### JOB
Pick out each line with the word "JSON" from the material that follows.

— begin —

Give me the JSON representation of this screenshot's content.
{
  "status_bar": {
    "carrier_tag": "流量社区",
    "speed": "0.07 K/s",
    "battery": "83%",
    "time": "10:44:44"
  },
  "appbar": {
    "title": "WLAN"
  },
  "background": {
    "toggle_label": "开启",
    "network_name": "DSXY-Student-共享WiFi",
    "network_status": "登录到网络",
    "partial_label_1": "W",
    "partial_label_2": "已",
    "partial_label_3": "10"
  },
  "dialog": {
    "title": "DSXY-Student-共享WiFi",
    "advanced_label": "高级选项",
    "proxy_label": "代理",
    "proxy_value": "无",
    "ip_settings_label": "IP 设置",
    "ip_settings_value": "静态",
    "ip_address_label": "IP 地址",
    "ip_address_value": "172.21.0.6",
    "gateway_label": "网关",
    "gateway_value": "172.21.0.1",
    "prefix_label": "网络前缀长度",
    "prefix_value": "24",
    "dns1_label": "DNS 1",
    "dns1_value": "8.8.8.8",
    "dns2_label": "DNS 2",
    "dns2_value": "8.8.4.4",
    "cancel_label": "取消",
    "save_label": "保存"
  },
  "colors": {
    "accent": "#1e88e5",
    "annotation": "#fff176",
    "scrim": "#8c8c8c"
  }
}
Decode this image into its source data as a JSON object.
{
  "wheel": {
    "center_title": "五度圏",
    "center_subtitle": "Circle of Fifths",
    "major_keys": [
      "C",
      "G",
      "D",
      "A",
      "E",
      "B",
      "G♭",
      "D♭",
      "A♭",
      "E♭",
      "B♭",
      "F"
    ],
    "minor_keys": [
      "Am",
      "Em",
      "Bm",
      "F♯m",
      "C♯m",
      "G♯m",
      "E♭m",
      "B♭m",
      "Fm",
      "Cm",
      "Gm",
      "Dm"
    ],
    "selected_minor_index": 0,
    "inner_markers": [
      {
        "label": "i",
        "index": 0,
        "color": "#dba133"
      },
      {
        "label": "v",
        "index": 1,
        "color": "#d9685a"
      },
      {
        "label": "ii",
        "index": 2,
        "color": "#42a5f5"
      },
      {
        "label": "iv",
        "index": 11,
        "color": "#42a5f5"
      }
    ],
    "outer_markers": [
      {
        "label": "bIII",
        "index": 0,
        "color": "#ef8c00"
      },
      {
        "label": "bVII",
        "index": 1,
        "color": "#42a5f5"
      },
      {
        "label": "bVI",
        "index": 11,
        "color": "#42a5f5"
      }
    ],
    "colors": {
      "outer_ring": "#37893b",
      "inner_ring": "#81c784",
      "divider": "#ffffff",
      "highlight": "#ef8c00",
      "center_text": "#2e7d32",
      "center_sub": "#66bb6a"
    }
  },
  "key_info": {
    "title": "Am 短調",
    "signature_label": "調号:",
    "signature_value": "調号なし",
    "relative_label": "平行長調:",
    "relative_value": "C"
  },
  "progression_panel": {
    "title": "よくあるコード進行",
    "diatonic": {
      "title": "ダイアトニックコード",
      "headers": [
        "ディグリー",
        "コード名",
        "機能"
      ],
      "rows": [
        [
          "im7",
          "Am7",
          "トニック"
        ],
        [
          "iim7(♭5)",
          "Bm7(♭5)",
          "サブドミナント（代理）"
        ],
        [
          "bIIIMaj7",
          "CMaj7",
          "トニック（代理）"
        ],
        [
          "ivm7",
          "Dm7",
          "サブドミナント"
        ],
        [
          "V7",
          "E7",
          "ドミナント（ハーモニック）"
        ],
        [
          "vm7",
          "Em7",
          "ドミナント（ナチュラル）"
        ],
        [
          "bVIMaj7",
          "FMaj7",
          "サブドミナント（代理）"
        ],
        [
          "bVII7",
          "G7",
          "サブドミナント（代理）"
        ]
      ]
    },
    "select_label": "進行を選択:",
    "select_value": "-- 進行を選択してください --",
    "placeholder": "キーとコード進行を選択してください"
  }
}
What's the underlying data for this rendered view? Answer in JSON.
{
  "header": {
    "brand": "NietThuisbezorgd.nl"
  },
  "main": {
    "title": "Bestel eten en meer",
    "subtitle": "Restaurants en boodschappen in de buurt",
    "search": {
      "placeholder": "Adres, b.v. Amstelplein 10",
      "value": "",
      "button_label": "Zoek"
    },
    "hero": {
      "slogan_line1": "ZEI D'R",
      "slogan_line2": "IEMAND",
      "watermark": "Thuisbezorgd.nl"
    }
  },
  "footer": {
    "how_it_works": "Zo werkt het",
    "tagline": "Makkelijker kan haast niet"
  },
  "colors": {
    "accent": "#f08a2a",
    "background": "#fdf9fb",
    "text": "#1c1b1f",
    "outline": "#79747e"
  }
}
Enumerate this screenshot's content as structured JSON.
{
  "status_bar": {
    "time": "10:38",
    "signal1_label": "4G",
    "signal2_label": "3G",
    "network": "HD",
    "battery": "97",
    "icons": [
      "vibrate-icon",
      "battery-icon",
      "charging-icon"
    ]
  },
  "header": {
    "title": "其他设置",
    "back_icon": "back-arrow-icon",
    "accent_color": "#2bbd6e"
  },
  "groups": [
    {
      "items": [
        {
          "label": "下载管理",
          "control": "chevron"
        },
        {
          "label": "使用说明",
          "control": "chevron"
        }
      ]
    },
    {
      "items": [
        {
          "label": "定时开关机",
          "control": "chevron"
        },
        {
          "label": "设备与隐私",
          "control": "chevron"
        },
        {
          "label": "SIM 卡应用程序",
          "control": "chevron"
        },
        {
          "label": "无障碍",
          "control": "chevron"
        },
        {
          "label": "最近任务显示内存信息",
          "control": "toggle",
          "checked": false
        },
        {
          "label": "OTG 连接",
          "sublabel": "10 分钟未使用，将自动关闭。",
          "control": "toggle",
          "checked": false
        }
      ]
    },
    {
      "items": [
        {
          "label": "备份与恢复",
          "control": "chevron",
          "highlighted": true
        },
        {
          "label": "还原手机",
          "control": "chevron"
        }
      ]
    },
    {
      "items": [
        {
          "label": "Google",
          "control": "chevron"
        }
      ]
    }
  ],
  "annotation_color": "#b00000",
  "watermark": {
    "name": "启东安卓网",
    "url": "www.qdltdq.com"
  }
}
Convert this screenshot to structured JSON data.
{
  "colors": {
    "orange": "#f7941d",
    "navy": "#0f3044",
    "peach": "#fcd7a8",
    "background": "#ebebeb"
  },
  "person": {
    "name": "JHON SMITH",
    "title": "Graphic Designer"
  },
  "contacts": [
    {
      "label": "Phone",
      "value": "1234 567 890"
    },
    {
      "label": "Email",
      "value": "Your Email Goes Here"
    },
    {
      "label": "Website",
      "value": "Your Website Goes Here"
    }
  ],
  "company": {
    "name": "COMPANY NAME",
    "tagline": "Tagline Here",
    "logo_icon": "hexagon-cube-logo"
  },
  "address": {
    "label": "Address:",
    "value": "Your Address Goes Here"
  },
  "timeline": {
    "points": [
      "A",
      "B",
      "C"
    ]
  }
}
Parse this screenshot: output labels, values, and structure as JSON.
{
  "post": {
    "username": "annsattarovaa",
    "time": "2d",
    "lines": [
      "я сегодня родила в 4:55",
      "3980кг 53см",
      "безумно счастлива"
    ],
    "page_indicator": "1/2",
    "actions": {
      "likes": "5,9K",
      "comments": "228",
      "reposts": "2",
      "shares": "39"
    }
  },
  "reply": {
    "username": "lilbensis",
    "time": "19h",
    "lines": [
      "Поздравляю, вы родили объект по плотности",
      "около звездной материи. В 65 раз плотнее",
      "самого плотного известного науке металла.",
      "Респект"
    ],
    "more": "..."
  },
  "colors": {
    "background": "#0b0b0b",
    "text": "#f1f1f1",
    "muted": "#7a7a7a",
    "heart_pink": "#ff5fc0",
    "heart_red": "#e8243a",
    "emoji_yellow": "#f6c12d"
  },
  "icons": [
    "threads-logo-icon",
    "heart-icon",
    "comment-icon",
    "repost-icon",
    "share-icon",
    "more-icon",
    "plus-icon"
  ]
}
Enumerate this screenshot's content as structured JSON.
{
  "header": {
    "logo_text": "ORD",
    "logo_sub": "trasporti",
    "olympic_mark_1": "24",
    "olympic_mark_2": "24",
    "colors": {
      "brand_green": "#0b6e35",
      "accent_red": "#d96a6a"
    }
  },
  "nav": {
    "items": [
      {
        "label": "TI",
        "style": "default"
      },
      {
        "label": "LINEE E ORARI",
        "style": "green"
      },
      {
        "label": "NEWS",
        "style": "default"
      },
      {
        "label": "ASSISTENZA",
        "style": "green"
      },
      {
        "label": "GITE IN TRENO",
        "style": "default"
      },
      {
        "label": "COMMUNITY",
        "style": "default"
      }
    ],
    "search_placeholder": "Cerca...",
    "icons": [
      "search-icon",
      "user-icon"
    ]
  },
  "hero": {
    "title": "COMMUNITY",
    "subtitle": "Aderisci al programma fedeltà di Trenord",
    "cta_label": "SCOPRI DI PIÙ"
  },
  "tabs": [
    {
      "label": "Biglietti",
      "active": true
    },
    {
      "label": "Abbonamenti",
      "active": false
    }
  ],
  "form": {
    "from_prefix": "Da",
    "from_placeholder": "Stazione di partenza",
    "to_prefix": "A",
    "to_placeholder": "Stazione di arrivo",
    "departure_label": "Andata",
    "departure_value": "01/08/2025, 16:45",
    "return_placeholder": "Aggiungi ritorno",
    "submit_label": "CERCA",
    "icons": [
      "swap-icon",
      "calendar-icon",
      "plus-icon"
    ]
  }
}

— end —

### TASK OUTPUT
Give me the JSON representation of this screenshot's content.
Decode this image into its source data as a JSON object.
What's the underlying data for this rendered view? Answer in JSON.
Enumerate this screenshot's content as structured JSON.
Convert this screenshot to structured JSON data.
Parse this screenshot: output labels, values, and structure as JSON.
Enumerate this screenshot's content as structured JSON.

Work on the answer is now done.